GOAL: Reproduce the whole listing, character for character.

TASK INPUTS:
========
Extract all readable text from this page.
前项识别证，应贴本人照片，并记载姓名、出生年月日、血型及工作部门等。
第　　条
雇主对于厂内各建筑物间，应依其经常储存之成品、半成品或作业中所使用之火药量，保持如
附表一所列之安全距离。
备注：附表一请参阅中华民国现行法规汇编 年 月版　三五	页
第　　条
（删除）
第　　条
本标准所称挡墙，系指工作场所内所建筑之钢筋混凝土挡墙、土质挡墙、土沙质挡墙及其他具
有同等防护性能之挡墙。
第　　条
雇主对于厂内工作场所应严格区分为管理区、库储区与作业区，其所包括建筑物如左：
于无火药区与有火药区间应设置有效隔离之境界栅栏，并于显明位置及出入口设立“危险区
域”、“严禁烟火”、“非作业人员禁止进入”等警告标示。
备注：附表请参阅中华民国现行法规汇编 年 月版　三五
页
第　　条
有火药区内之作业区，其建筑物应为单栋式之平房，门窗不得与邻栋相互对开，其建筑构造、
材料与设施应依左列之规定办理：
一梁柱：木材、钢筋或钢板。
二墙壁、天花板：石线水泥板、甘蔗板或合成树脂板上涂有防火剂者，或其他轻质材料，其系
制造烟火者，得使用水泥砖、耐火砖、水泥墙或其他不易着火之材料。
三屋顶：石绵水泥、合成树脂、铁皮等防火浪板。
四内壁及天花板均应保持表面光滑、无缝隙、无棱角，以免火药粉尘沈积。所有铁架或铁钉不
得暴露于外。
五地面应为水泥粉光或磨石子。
========
THE COMPLETED TASK:
Extract all readable text from this page.
前项识别证，应贴本人照片，并记载姓名、出生年月日、血型及工作部门等。
第　　条
雇主对于厂内各建筑物间，应依其经常储存之成品、半成品或作业中所使用之火药量，保持如
附表一所列之安全距离。
备注：附表一请参阅中华民国现行法规汇编 年 月版　三五	页
第　　条
（删除）
第　　条
本标准所称挡墙，系指工作场所内所建筑之钢筋混凝土挡墙、土质挡墙、土沙质挡墙及其他具
有同等防护性能之挡墙。
第　　条
雇主对于厂内工作场所应严格区分为管理区、库储区与作业区，其所包括建筑物如左：
于无火药区与有火药区间应设置有效隔离之境界栅栏，并于显明位置及出入口设立“危险区
域”、“严禁烟火”、“非作业人员禁止进入”等警告标示。
备注：附表请参阅中华民国现行法规汇编 年 月版　三五
页
第　　条
有火药区内之作业区，其建筑物应为单栋式之平房，门窗不得与邻栋相互对开，其建筑构造、
材料与设施应依左列之规定办理：
一梁柱：木材、钢筋或钢板。
二墙壁、天花板：石线水泥板、甘蔗板或合成树脂板上涂有防火剂者，或其他轻质材料，其系
制造烟火者，得使用水泥砖、耐火砖、水泥墙或其他不易着火之材料。
三屋顶：石绵水泥、合成树脂、铁皮等防火浪板。
四内壁及天花板均应保持表面光滑、无缝隙、无棱角，以免火药粉尘沈积。所有铁架或铁钉不
得暴露于外。
五地面应为水泥粉光或磨石子。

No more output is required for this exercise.